Data records:
— start —
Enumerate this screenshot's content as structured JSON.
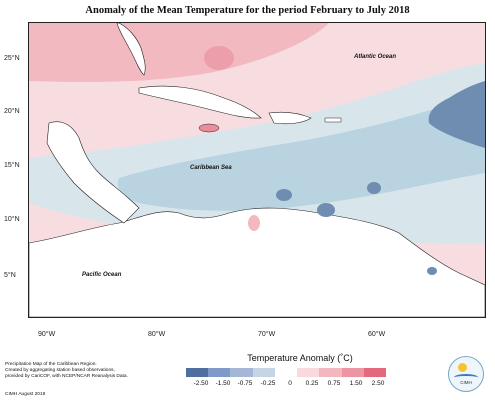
{
  "title": "Anomaly of the Mean Temperature for the period February to July 2018",
  "map": {
    "latitude_labels": [
      "25°N",
      "20°N",
      "15°N",
      "10°N",
      "5°N"
    ],
    "longitude_labels": [
      "90°W",
      "80°W",
      "70°W",
      "60°W"
    ],
    "ocean_labels": {
      "atlantic": "Atlantic Ocean",
      "caribbean": "Caribbean Sea",
      "pacific": "Pacific Ocean"
    },
    "colors": {
      "strong_negative": "#6f8db0",
      "negative": "#b9d3e0",
      "near_zero": "#d8e6ec",
      "slight_positive": "#f8dde0",
      "positive": "#f2b9c1",
      "strong_positive": "#e88e9b",
      "land": "#ffffff"
    }
  },
  "legend": {
    "title": "Temperature Anomaly (˚C)",
    "ticks": [
      "-2.50",
      "-1.50",
      "-0.75",
      "-0.25",
      "0",
      "0.25",
      "0.75",
      "1.50",
      "2.50"
    ],
    "colors": [
      "#4f6f9e",
      "#7f9ac8",
      "#a5b7d6",
      "#c5d5e6",
      "#ffffff",
      "#f9d9dd",
      "#f3b7c0",
      "#ec96a4",
      "#e3697d"
    ]
  },
  "footnote": {
    "line1": "Precipitation Map of the Caribbean Region.",
    "line2": "Created by aggregating station based observations,",
    "line3": "provided by CariCOF, with NCEP/NCAR Reanalysis Data.",
    "line4": "CIMH August 2018"
  },
  "logo": {
    "text": "CIMH"
  }
}
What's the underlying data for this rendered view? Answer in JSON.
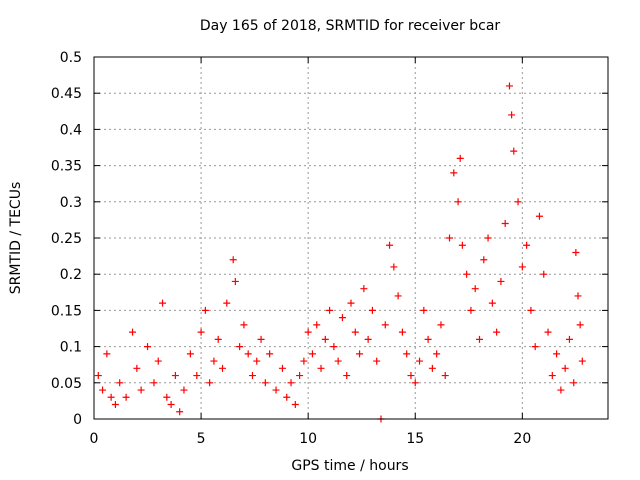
— end —
→ DIRECTIONS FOR THIS TASK:
Without the pictures, print the records in full, exactly as they appear.

→ FULL OUTPUT:
Enumerate this screenshot's content as structured JSON.
{
  "title": "Anomaly of the Mean Temperature for the period February to July 2018",
  "map": {
    "latitude_labels": [
      "25°N",
      "20°N",
      "15°N",
      "10°N",
      "5°N"
    ],
    "longitude_labels": [
      "90°W",
      "80°W",
      "70°W",
      "60°W"
    ],
    "ocean_labels": {
      "atlantic": "Atlantic Ocean",
      "caribbean": "Caribbean Sea",
      "pacific": "Pacific Ocean"
    },
    "colors": {
      "strong_negative": "#6f8db0",
      "negative": "#b9d3e0",
      "near_zero": "#d8e6ec",
      "slight_positive": "#f8dde0",
      "positive": "#f2b9c1",
      "strong_positive": "#e88e9b",
      "land": "#ffffff"
    }
  },
  "legend": {
    "title": "Temperature Anomaly (˚C)",
    "ticks": [
      "-2.50",
      "-1.50",
      "-0.75",
      "-0.25",
      "0",
      "0.25",
      "0.75",
      "1.50",
      "2.50"
    ],
    "colors": [
      "#4f6f9e",
      "#7f9ac8",
      "#a5b7d6",
      "#c5d5e6",
      "#ffffff",
      "#f9d9dd",
      "#f3b7c0",
      "#ec96a4",
      "#e3697d"
    ]
  },
  "footnote": {
    "line1": "Precipitation Map of the Caribbean Region.",
    "line2": "Created by aggregating station based observations,",
    "line3": "provided by CariCOF, with NCEP/NCAR Reanalysis Data.",
    "line4": "CIMH August 2018"
  },
  "logo": {
    "text": "CIMH"
  }
}
What's the underlying data for this rendered view? Answer in JSON.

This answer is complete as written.